§ Challenge: Lines that contain the string "period" are to be copied; leave out all others.

BEGIN

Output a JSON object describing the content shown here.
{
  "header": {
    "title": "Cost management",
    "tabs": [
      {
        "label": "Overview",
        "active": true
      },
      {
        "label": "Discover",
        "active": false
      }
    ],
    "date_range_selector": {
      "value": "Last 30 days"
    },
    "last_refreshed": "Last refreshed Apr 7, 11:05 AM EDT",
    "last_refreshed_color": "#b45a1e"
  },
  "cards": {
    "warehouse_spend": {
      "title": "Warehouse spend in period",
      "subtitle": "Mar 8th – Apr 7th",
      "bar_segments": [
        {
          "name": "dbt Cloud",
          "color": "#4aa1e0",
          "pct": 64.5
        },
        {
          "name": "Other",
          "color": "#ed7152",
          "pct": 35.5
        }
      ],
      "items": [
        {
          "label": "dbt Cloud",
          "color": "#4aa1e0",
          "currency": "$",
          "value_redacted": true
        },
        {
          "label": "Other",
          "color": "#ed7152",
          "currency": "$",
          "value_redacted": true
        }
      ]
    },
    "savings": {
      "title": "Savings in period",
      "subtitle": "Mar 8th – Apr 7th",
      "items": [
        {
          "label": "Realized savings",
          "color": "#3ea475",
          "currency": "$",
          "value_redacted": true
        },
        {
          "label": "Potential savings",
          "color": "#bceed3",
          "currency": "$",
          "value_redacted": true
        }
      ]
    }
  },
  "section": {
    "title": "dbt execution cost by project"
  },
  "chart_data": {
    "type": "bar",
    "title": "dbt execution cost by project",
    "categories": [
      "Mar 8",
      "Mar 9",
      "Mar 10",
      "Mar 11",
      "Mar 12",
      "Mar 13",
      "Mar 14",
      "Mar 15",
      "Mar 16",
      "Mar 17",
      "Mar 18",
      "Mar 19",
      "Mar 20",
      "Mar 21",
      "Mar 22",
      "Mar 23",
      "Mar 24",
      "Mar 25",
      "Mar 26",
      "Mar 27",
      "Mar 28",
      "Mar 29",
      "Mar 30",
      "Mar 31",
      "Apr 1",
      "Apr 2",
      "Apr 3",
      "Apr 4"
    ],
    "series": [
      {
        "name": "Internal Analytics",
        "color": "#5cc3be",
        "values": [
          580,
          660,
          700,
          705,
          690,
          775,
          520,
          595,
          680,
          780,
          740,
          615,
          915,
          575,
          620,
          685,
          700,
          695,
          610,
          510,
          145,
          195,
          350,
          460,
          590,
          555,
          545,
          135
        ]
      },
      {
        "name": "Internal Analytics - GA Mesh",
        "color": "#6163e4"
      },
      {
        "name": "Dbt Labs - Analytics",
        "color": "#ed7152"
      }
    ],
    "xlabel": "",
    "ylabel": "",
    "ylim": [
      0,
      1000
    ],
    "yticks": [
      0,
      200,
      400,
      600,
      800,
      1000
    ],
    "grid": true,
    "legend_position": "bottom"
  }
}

END

§ Answer to this exercise:
      "title": "Warehouse spend in period",
      "title": "Savings in period",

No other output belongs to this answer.